### ENTRIES SHOWN ###

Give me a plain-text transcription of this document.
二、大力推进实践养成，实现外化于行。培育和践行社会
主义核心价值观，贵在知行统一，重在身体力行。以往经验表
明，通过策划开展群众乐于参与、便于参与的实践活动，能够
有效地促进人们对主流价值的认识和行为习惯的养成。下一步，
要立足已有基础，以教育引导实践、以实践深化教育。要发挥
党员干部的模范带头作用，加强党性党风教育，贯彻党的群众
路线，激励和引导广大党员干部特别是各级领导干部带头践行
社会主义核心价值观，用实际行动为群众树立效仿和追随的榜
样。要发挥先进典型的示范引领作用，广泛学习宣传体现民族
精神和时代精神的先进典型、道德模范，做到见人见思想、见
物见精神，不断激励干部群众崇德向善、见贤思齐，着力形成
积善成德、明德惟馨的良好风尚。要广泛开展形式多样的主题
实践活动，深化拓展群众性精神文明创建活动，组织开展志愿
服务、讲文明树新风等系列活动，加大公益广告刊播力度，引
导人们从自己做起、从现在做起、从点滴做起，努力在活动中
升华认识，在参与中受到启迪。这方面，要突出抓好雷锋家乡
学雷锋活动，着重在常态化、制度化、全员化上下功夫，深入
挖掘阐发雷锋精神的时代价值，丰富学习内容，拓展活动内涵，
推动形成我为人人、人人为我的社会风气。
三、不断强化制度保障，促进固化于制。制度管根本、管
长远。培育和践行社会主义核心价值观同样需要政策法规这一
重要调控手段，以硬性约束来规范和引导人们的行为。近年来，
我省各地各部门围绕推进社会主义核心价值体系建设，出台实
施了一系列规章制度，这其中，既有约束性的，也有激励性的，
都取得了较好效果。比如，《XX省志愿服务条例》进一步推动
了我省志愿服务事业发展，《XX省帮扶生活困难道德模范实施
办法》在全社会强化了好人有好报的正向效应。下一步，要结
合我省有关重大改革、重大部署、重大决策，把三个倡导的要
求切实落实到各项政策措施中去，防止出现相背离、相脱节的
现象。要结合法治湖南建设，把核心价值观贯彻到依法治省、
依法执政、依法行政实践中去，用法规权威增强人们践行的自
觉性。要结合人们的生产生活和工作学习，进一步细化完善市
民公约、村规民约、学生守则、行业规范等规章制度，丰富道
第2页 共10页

###

PROBLEM STATEMENT |
Copy out each line above, character for character.

ANSWER FOR THE TASK |
Give me a plain-text transcription of this document.
二、大力推进实践养成，实现外化于行。培育和践行社会
主义核心价值观，贵在知行统一，重在身体力行。以往经验表
明，通过策划开展群众乐于参与、便于参与的实践活动，能够
有效地促进人们对主流价值的认识和行为习惯的养成。下一步，
要立足已有基础，以教育引导实践、以实践深化教育。要发挥
党员干部的模范带头作用，加强党性党风教育，贯彻党的群众
路线，激励和引导广大党员干部特别是各级领导干部带头践行
社会主义核心价值观，用实际行动为群众树立效仿和追随的榜
样。要发挥先进典型的示范引领作用，广泛学习宣传体现民族
精神和时代精神的先进典型、道德模范，做到见人见思想、见
物见精神，不断激励干部群众崇德向善、见贤思齐，着力形成
积善成德、明德惟馨的良好风尚。要广泛开展形式多样的主题
实践活动，深化拓展群众性精神文明创建活动，组织开展志愿
服务、讲文明树新风等系列活动，加大公益广告刊播力度，引
导人们从自己做起、从现在做起、从点滴做起，努力在活动中
升华认识，在参与中受到启迪。这方面，要突出抓好雷锋家乡
学雷锋活动，着重在常态化、制度化、全员化上下功夫，深入
挖掘阐发雷锋精神的时代价值，丰富学习内容，拓展活动内涵，
推动形成我为人人、人人为我的社会风气。
三、不断强化制度保障，促进固化于制。制度管根本、管
长远。培育和践行社会主义核心价值观同样需要政策法规这一
重要调控手段，以硬性约束来规范和引导人们的行为。近年来，
我省各地各部门围绕推进社会主义核心价值体系建设，出台实
施了一系列规章制度，这其中，既有约束性的，也有激励性的，
都取得了较好效果。比如，《XX省志愿服务条例》进一步推动
了我省志愿服务事业发展，《XX省帮扶生活困难道德模范实施
办法》在全社会强化了好人有好报的正向效应。下一步，要结
合我省有关重大改革、重大部署、重大决策，把三个倡导的要
求切实落实到各项政策措施中去，防止出现相背离、相脱节的
现象。要结合法治湖南建设，把核心价值观贯彻到依法治省、
依法执政、依法行政实践中去，用法规权威增强人们践行的自
觉性。要结合人们的生产生活和工作学习，进一步细化完善市
民公约、村规民约、学生守则、行业规范等规章制度，丰富道
第2页 共10页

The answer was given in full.